§ What to produce
Retype the full set of records. Keep every character identical.

[Dataset records]
################
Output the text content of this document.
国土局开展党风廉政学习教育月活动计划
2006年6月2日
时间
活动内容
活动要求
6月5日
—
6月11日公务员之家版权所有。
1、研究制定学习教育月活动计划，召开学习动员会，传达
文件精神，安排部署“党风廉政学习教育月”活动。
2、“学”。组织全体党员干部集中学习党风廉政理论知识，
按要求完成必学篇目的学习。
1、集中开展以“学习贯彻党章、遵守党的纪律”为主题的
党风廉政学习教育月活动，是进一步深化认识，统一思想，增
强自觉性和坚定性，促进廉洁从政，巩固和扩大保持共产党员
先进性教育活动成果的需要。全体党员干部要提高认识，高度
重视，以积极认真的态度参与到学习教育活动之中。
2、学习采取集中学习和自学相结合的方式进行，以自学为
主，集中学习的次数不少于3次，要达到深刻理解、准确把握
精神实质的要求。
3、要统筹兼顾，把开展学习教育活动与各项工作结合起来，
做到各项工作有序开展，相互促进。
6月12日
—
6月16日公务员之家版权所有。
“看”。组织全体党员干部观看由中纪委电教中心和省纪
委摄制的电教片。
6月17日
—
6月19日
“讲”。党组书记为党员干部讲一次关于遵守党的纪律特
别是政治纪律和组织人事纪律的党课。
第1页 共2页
################
§ The output
Output the text content of this document.
国土局开展党风廉政学习教育月活动计划
2006年6月2日
时间
活动内容
活动要求
6月5日
—
6月11日公务员之家版权所有。
1、研究制定学习教育月活动计划，召开学习动员会，传达
文件精神，安排部署“党风廉政学习教育月”活动。
2、“学”。组织全体党员干部集中学习党风廉政理论知识，
按要求完成必学篇目的学习。
1、集中开展以“学习贯彻党章、遵守党的纪律”为主题的
党风廉政学习教育月活动，是进一步深化认识，统一思想，增
强自觉性和坚定性，促进廉洁从政，巩固和扩大保持共产党员
先进性教育活动成果的需要。全体党员干部要提高认识，高度
重视，以积极认真的态度参与到学习教育活动之中。
2、学习采取集中学习和自学相结合的方式进行，以自学为
主，集中学习的次数不少于3次，要达到深刻理解、准确把握
精神实质的要求。
3、要统筹兼顾，把开展学习教育活动与各项工作结合起来，
做到各项工作有序开展，相互促进。
6月12日
—
6月16日公务员之家版权所有。
“看”。组织全体党员干部观看由中纪委电教中心和省纪
委摄制的电教片。
6月17日
—
6月19日
“讲”。党组书记为党员干部讲一次关于遵守党的纪律特
别是政治纪律和组织人事纪律的党课。
第1页 共2页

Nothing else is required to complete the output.